### What is asked
Rewrite the entries below, replacing every "interactable" with "clickable" and leaving everything else unchanged.

Region annotation entries:
☆ ☆ ☆
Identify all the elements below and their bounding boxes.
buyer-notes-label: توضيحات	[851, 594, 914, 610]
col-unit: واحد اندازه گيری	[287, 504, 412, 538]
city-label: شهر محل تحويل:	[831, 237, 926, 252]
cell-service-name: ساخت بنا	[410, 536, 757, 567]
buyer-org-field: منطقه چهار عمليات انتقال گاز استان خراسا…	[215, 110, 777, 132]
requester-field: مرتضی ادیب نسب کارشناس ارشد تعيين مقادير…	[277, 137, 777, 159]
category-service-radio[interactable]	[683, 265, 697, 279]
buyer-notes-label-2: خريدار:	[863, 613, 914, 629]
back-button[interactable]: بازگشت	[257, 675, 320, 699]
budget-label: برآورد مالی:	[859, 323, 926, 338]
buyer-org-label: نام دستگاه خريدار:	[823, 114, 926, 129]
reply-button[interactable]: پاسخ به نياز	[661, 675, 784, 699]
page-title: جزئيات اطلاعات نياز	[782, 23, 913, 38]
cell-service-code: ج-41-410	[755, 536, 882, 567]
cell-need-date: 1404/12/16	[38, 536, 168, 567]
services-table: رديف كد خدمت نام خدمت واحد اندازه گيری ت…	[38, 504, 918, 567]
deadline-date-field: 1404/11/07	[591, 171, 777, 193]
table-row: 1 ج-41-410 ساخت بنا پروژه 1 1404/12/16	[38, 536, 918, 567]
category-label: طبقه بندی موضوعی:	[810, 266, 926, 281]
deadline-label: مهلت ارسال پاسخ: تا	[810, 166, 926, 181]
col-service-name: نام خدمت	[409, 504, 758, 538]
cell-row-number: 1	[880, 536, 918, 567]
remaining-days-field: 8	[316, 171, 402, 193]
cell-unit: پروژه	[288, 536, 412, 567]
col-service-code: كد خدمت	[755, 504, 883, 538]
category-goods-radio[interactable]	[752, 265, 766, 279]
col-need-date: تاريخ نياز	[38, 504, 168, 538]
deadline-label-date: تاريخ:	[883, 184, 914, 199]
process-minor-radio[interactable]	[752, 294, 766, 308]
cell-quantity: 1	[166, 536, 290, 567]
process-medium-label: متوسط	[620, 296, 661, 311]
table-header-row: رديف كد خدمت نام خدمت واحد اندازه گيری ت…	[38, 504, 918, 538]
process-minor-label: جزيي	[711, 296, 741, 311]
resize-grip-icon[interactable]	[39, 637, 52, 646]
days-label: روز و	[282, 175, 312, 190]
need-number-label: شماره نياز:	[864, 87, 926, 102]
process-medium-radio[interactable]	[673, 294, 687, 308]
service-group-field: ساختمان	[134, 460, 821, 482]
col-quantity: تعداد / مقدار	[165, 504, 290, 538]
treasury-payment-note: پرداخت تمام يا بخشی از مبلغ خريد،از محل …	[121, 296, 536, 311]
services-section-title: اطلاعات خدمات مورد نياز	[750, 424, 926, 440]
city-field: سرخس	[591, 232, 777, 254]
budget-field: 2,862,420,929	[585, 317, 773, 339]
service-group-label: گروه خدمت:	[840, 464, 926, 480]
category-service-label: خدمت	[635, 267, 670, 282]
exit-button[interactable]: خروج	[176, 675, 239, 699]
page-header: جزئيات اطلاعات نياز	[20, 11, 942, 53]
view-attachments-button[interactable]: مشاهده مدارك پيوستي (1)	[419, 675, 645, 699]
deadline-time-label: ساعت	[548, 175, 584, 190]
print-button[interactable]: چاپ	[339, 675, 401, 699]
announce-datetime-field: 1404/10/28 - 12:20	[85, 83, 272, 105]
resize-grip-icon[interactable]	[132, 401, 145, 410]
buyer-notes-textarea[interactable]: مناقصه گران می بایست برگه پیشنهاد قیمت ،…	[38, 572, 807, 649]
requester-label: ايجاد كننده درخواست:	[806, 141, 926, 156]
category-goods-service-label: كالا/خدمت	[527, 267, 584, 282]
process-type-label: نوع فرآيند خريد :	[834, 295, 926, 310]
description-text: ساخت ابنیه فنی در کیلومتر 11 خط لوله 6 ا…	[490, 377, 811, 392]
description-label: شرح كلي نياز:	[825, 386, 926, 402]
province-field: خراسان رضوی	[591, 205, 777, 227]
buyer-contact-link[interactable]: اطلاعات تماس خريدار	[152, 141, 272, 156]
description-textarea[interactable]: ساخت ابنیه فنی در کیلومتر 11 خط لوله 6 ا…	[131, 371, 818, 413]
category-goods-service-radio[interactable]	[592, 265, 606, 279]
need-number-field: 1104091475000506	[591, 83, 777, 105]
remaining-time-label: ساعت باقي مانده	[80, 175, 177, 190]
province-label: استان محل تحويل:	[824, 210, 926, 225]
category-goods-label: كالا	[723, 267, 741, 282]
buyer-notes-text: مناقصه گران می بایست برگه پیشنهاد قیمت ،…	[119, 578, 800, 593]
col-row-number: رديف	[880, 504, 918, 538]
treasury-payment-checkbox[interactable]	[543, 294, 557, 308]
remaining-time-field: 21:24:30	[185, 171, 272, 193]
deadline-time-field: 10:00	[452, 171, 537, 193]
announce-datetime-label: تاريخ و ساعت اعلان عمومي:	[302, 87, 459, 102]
☆ ☆ ☆
### Task response
Identify all the elements below and their bounding boxes.
buyer-notes-label: توضيحات	[851, 594, 914, 610]
col-unit: واحد اندازه گيری	[287, 504, 412, 538]
city-label: شهر محل تحويل:	[831, 237, 926, 252]
cell-service-name: ساخت بنا	[410, 536, 757, 567]
buyer-org-field: منطقه چهار عمليات انتقال گاز استان خراسا…	[215, 110, 777, 132]
requester-field: مرتضی ادیب نسب کارشناس ارشد تعيين مقادير…	[277, 137, 777, 159]
category-service-radio[clickable]	[683, 265, 697, 279]
buyer-notes-label-2: خريدار:	[863, 613, 914, 629]
back-button[clickable]: بازگشت	[257, 675, 320, 699]
budget-label: برآورد مالی:	[859, 323, 926, 338]
buyer-org-label: نام دستگاه خريدار:	[823, 114, 926, 129]
reply-button[clickable]: پاسخ به نياز	[661, 675, 784, 699]
page-title: جزئيات اطلاعات نياز	[782, 23, 913, 38]
cell-service-code: ج-41-410	[755, 536, 882, 567]
cell-need-date: 1404/12/16	[38, 536, 168, 567]
services-table: رديف كد خدمت نام خدمت واحد اندازه گيری ت…	[38, 504, 918, 567]
deadline-date-field: 1404/11/07	[591, 171, 777, 193]
table-row: 1 ج-41-410 ساخت بنا پروژه 1 1404/12/16	[38, 536, 918, 567]
category-label: طبقه بندی موضوعی:	[810, 266, 926, 281]
deadline-label: مهلت ارسال پاسخ: تا	[810, 166, 926, 181]
col-service-name: نام خدمت	[409, 504, 758, 538]
cell-row-number: 1	[880, 536, 918, 567]
remaining-days-field: 8	[316, 171, 402, 193]
cell-unit: پروژه	[288, 536, 412, 567]
col-service-code: كد خدمت	[755, 504, 883, 538]
category-goods-radio[clickable]	[752, 265, 766, 279]
col-need-date: تاريخ نياز	[38, 504, 168, 538]
deadline-label-date: تاريخ:	[883, 184, 914, 199]
process-minor-radio[clickable]	[752, 294, 766, 308]
cell-quantity: 1	[166, 536, 290, 567]
process-medium-label: متوسط	[620, 296, 661, 311]
table-header-row: رديف كد خدمت نام خدمت واحد اندازه گيری ت…	[38, 504, 918, 538]
process-minor-label: جزيي	[711, 296, 741, 311]
resize-grip-icon[clickable]	[39, 637, 52, 646]
days-label: روز و	[282, 175, 312, 190]
need-number-label: شماره نياز:	[864, 87, 926, 102]
process-medium-radio[clickable]	[673, 294, 687, 308]
service-group-field: ساختمان	[134, 460, 821, 482]
col-quantity: تعداد / مقدار	[165, 504, 290, 538]
treasury-payment-note: پرداخت تمام يا بخشی از مبلغ خريد،از محل …	[121, 296, 536, 311]
services-section-title: اطلاعات خدمات مورد نياز	[750, 424, 926, 440]
city-field: سرخس	[591, 232, 777, 254]
budget-field: 2,862,420,929	[585, 317, 773, 339]
service-group-label: گروه خدمت:	[840, 464, 926, 480]
category-service-label: خدمت	[635, 267, 670, 282]
exit-button[clickable]: خروج	[176, 675, 239, 699]
page-header: جزئيات اطلاعات نياز	[20, 11, 942, 53]
view-attachments-button[clickable]: مشاهده مدارك پيوستي (1)	[419, 675, 645, 699]
deadline-time-label: ساعت	[548, 175, 584, 190]
print-button[clickable]: چاپ	[339, 675, 401, 699]
announce-datetime-field: 1404/10/28 - 12:20	[85, 83, 272, 105]
resize-grip-icon[clickable]	[132, 401, 145, 410]
buyer-notes-textarea[clickable]: مناقصه گران می بایست برگه پیشنهاد قیمت ،…	[38, 572, 807, 649]
requester-label: ايجاد كننده درخواست:	[806, 141, 926, 156]
category-goods-service-label: كالا/خدمت	[527, 267, 584, 282]
process-type-label: نوع فرآيند خريد :	[834, 295, 926, 310]
description-text: ساخت ابنیه فنی در کیلومتر 11 خط لوله 6 ا…	[490, 377, 811, 392]
description-label: شرح كلي نياز:	[825, 386, 926, 402]
province-field: خراسان رضوی	[591, 205, 777, 227]
buyer-contact-link[clickable]: اطلاعات تماس خريدار	[152, 141, 272, 156]
description-textarea[clickable]: ساخت ابنیه فنی در کیلومتر 11 خط لوله 6 ا…	[131, 371, 818, 413]
category-goods-service-radio[clickable]	[592, 265, 606, 279]
need-number-field: 1104091475000506	[591, 83, 777, 105]
remaining-time-label: ساعت باقي مانده	[80, 175, 177, 190]
province-label: استان محل تحويل:	[824, 210, 926, 225]
category-goods-label: كالا	[723, 267, 741, 282]
buyer-notes-text: مناقصه گران می بایست برگه پیشنهاد قیمت ،…	[119, 578, 800, 593]
col-row-number: رديف	[880, 504, 918, 538]
treasury-payment-checkbox[clickable]	[543, 294, 557, 308]
remaining-time-field: 21:24:30	[185, 171, 272, 193]
deadline-time-field: 10:00	[452, 171, 537, 193]
announce-datetime-label: تاريخ و ساعت اعلان عمومي:	[302, 87, 459, 102]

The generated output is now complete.